- _To be done_
Set each record down exactly, excluding all images.

- _Available records_
◇ ◇ ◇ ◇ ◇ ◇ ◇
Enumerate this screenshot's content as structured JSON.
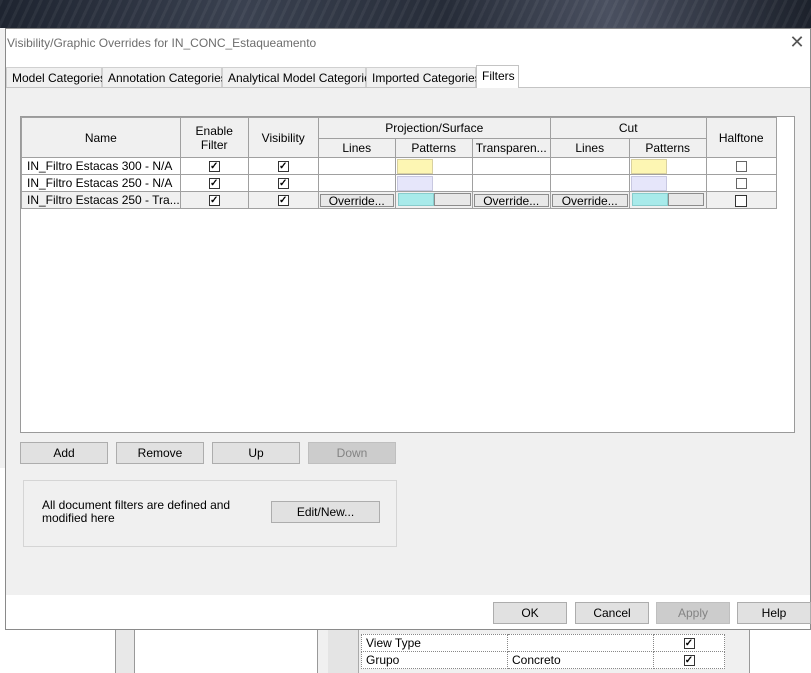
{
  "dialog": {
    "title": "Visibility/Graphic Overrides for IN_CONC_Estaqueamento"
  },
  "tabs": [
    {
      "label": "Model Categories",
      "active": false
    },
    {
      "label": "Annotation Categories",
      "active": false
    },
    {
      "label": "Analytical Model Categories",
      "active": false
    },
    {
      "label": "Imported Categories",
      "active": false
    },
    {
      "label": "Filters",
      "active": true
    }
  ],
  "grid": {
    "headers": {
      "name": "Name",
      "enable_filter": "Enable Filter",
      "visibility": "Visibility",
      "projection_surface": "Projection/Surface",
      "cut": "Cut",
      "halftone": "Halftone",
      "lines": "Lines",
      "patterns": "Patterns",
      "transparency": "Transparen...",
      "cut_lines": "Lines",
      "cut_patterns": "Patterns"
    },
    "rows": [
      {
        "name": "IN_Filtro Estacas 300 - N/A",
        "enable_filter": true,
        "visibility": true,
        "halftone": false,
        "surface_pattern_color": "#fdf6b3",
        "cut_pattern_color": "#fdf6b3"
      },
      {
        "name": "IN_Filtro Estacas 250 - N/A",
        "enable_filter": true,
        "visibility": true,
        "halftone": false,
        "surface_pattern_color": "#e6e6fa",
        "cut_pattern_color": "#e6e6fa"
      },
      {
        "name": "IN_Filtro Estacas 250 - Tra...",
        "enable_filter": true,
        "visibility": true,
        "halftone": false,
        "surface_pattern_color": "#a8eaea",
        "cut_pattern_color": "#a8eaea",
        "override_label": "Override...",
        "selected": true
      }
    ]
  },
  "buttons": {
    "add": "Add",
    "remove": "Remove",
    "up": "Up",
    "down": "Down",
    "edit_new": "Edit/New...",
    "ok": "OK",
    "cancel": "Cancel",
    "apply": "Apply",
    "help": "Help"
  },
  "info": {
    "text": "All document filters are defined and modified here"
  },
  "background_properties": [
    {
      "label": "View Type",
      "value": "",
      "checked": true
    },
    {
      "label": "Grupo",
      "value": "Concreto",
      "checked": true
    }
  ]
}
◇ ◇ ◇ ◇ ◇ ◇ ◇
- _Task answer_
Enumerate this screenshot's content as structured JSON.
{
  "dialog": {
    "title": "Visibility/Graphic Overrides for IN_CONC_Estaqueamento"
  },
  "tabs": [
    {
      "label": "Model Categories",
      "active": false
    },
    {
      "label": "Annotation Categories",
      "active": false
    },
    {
      "label": "Analytical Model Categories",
      "active": false
    },
    {
      "label": "Imported Categories",
      "active": false
    },
    {
      "label": "Filters",
      "active": true
    }
  ],
  "grid": {
    "headers": {
      "name": "Name",
      "enable_filter": "Enable Filter",
      "visibility": "Visibility",
      "projection_surface": "Projection/Surface",
      "cut": "Cut",
      "halftone": "Halftone",
      "lines": "Lines",
      "patterns": "Patterns",
      "transparency": "Transparen...",
      "cut_lines": "Lines",
      "cut_patterns": "Patterns"
    },
    "rows": [
      {
        "name": "IN_Filtro Estacas 300 - N/A",
        "enable_filter": true,
        "visibility": true,
        "halftone": false,
        "surface_pattern_color": "#fdf6b3",
        "cut_pattern_color": "#fdf6b3"
      },
      {
        "name": "IN_Filtro Estacas 250 - N/A",
        "enable_filter": true,
        "visibility": true,
        "halftone": false,
        "surface_pattern_color": "#e6e6fa",
        "cut_pattern_color": "#e6e6fa"
      },
      {
        "name": "IN_Filtro Estacas 250 - Tra...",
        "enable_filter": true,
        "visibility": true,
        "halftone": false,
        "surface_pattern_color": "#a8eaea",
        "cut_pattern_color": "#a8eaea",
        "override_label": "Override...",
        "selected": true
      }
    ]
  },
  "buttons": {
    "add": "Add",
    "remove": "Remove",
    "up": "Up",
    "down": "Down",
    "edit_new": "Edit/New...",
    "ok": "OK",
    "cancel": "Cancel",
    "apply": "Apply",
    "help": "Help"
  },
  "info": {
    "text": "All document filters are defined and modified here"
  },
  "background_properties": [
    {
      "label": "View Type",
      "value": "",
      "checked": true
    },
    {
      "label": "Grupo",
      "value": "Concreto",
      "checked": true
    }
  ]
}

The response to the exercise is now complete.